Report every line below that holds the word "default".
---------- Material provided
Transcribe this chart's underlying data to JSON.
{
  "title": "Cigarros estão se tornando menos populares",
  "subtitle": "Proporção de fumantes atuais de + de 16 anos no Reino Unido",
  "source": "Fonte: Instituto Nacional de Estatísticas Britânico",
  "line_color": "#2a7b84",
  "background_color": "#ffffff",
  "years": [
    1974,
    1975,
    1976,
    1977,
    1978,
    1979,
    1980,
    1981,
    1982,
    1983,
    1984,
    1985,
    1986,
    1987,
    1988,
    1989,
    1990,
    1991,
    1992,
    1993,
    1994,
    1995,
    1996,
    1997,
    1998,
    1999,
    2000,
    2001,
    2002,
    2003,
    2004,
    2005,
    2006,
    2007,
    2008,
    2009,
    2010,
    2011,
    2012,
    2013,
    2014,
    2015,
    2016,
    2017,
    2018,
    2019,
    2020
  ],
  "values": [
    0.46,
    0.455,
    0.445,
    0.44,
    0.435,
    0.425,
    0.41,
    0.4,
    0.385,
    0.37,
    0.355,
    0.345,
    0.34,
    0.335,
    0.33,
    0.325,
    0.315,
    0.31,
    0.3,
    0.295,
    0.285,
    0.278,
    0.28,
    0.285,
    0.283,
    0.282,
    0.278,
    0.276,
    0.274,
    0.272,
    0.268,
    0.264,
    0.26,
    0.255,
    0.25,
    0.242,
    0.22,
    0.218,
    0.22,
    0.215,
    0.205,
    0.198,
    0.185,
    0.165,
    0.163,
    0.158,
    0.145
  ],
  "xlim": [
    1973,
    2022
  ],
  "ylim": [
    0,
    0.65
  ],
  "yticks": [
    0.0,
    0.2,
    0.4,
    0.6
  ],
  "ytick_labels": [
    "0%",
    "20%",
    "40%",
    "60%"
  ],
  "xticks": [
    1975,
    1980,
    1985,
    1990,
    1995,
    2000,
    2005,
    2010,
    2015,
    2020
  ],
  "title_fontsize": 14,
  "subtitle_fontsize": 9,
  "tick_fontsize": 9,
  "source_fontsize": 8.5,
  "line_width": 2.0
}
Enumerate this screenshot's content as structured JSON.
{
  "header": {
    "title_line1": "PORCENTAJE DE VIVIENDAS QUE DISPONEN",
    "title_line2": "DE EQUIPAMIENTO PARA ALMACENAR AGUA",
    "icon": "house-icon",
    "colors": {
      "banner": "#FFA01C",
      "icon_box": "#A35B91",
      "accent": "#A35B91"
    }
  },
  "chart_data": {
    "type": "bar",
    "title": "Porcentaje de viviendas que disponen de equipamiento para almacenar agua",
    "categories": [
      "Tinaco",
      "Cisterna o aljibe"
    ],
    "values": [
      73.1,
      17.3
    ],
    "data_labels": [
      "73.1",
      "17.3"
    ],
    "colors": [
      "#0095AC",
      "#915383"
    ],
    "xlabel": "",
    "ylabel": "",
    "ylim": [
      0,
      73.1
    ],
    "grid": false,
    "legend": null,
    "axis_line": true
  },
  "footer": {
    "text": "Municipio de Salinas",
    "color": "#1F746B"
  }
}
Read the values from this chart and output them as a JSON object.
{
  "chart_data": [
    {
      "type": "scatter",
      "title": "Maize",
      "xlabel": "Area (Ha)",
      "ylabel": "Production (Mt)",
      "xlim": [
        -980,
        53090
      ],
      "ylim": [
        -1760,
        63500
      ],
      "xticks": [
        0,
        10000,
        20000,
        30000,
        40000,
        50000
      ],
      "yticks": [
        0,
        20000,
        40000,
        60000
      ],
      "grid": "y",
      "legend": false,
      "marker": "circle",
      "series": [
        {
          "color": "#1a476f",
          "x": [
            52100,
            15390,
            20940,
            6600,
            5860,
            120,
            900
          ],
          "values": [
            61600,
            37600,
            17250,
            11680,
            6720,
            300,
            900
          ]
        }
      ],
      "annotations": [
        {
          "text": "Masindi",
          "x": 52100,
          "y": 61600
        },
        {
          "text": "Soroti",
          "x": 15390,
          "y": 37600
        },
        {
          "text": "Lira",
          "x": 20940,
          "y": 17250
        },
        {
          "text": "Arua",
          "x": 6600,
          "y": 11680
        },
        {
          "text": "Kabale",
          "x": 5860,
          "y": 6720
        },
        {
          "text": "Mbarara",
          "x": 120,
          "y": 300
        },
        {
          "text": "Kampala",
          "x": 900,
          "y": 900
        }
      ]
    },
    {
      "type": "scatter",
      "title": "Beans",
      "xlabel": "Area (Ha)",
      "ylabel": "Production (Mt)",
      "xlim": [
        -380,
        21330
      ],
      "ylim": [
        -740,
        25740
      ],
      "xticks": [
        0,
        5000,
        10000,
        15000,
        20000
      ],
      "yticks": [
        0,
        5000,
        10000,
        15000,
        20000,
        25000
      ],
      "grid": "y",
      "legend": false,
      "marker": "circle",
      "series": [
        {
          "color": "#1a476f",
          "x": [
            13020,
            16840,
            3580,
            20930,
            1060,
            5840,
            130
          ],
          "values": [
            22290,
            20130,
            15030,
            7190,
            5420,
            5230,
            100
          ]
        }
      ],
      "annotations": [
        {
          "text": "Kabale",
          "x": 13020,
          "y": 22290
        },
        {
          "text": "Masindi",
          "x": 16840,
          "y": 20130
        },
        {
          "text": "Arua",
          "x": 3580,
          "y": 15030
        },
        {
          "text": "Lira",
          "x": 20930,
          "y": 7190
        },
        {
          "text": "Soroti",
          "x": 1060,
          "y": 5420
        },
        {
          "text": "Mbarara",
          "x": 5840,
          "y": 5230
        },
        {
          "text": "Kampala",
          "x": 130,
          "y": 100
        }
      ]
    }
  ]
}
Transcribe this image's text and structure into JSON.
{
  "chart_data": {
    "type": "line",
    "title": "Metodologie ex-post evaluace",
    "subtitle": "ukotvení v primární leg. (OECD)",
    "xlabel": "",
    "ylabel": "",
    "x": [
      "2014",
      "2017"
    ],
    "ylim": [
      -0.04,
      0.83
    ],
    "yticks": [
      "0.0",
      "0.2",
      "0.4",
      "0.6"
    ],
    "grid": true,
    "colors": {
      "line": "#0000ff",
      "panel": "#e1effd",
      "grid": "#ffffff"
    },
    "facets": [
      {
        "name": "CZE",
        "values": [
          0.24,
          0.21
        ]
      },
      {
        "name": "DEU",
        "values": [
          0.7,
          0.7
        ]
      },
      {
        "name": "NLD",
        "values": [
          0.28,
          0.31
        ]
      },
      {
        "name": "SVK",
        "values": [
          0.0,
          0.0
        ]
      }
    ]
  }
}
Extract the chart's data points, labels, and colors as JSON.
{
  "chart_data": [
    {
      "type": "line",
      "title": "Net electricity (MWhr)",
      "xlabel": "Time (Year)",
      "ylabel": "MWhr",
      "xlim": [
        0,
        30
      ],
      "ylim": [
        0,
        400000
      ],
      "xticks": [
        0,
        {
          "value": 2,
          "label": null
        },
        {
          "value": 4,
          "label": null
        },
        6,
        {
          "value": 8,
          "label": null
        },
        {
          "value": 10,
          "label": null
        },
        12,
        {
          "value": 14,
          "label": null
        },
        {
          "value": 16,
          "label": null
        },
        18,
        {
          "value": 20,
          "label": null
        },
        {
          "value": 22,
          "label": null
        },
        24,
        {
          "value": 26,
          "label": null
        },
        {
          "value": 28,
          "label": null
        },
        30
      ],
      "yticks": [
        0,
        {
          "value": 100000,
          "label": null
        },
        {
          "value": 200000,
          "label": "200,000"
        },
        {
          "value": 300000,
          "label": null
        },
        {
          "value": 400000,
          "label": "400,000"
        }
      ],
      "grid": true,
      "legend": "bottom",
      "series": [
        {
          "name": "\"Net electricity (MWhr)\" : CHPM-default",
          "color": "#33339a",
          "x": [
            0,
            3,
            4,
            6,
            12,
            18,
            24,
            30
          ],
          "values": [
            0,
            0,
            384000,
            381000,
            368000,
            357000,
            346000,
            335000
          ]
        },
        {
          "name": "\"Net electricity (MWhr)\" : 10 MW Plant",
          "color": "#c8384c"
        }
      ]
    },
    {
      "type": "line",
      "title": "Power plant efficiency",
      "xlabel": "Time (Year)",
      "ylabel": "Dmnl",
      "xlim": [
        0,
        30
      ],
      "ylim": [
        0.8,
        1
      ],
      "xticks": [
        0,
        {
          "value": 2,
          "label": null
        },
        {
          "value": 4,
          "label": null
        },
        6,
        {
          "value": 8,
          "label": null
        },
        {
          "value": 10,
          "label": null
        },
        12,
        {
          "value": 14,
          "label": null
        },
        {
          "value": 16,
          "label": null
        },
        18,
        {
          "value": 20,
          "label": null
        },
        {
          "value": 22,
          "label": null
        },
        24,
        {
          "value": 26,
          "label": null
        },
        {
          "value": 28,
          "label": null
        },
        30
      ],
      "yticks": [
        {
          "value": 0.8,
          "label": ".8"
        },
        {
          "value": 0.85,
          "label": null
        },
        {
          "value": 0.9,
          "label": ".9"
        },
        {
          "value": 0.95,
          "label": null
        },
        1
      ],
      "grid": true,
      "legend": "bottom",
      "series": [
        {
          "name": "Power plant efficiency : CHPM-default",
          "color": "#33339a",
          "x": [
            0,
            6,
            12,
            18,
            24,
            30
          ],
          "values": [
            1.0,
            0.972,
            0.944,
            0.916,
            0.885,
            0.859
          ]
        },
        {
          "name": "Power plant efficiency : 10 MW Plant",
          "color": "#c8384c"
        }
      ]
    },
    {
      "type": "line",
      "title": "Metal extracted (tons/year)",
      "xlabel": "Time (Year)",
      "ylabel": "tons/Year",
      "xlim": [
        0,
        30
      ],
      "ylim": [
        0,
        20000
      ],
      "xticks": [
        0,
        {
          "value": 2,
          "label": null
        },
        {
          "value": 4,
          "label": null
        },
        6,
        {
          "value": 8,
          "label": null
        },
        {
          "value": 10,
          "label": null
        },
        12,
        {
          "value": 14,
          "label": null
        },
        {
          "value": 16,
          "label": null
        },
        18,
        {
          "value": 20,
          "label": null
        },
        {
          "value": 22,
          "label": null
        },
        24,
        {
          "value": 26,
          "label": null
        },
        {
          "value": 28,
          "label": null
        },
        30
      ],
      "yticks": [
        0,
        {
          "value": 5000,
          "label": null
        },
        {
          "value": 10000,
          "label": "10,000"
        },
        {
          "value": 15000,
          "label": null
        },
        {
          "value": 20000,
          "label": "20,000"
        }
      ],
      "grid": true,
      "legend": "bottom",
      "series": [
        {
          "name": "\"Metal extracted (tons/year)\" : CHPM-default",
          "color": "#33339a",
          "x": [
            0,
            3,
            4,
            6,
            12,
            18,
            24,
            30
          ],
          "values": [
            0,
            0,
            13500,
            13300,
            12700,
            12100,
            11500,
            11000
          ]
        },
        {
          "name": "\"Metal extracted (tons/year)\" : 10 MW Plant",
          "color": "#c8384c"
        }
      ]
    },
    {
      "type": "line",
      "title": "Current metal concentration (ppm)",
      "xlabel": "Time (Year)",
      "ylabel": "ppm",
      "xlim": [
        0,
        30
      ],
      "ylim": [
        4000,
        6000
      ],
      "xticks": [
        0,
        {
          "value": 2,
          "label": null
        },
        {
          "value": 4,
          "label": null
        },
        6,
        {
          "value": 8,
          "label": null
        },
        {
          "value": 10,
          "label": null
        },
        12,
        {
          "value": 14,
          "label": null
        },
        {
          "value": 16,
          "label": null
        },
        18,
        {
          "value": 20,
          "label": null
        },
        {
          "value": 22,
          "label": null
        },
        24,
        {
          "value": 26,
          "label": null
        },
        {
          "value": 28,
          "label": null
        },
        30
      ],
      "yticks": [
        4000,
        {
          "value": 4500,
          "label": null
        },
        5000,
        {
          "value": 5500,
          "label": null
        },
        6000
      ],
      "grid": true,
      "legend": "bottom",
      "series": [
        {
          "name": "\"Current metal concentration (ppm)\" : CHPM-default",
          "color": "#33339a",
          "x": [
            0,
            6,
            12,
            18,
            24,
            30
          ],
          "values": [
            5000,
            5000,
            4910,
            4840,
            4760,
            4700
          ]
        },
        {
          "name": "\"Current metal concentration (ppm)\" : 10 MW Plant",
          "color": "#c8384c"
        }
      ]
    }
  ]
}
--------------------
* **Task response**:
          "name": "\"Net electricity (MWhr)\" : CHPM-default",
          "name": "Power plant efficiency : CHPM-default",
          "name": "\"Metal extracted (tons/year)\" : CHPM-default",
          "name": "\"Current metal concentration (ppm)\" : CHPM-default",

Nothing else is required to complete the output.